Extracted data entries

——

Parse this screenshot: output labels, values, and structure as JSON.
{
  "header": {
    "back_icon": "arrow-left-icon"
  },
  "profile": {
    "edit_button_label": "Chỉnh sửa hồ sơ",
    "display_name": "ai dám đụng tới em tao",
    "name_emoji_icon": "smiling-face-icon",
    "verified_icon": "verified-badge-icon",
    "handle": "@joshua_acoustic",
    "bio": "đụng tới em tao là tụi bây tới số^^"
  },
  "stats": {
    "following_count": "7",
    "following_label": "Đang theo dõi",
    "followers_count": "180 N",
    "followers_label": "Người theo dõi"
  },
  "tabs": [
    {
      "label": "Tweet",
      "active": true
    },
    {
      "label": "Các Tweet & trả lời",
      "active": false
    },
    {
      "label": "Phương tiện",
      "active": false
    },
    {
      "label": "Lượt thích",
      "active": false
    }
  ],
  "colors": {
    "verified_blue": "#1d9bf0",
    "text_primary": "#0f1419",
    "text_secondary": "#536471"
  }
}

——

* WRITTEN PROBLEM
Please reproduce each line exactly as written.

* FULL SOLUTION
Parse this screenshot: output labels, values, and structure as JSON.
{
  "header": {
    "back_icon": "arrow-left-icon"
  },
  "profile": {
    "edit_button_label": "Chỉnh sửa hồ sơ",
    "display_name": "ai dám đụng tới em tao",
    "name_emoji_icon": "smiling-face-icon",
    "verified_icon": "verified-badge-icon",
    "handle": "@joshua_acoustic",
    "bio": "đụng tới em tao là tụi bây tới số^^"
  },
  "stats": {
    "following_count": "7",
    "following_label": "Đang theo dõi",
    "followers_count": "180 N",
    "followers_label": "Người theo dõi"
  },
  "tabs": [
    {
      "label": "Tweet",
      "active": true
    },
    {
      "label": "Các Tweet & trả lời",
      "active": false
    },
    {
      "label": "Phương tiện",
      "active": false
    },
    {
      "label": "Lượt thích",
      "active": false
    }
  ],
  "colors": {
    "verified_blue": "#1d9bf0",
    "text_primary": "#0f1419",
    "text_secondary": "#536471"
  }
}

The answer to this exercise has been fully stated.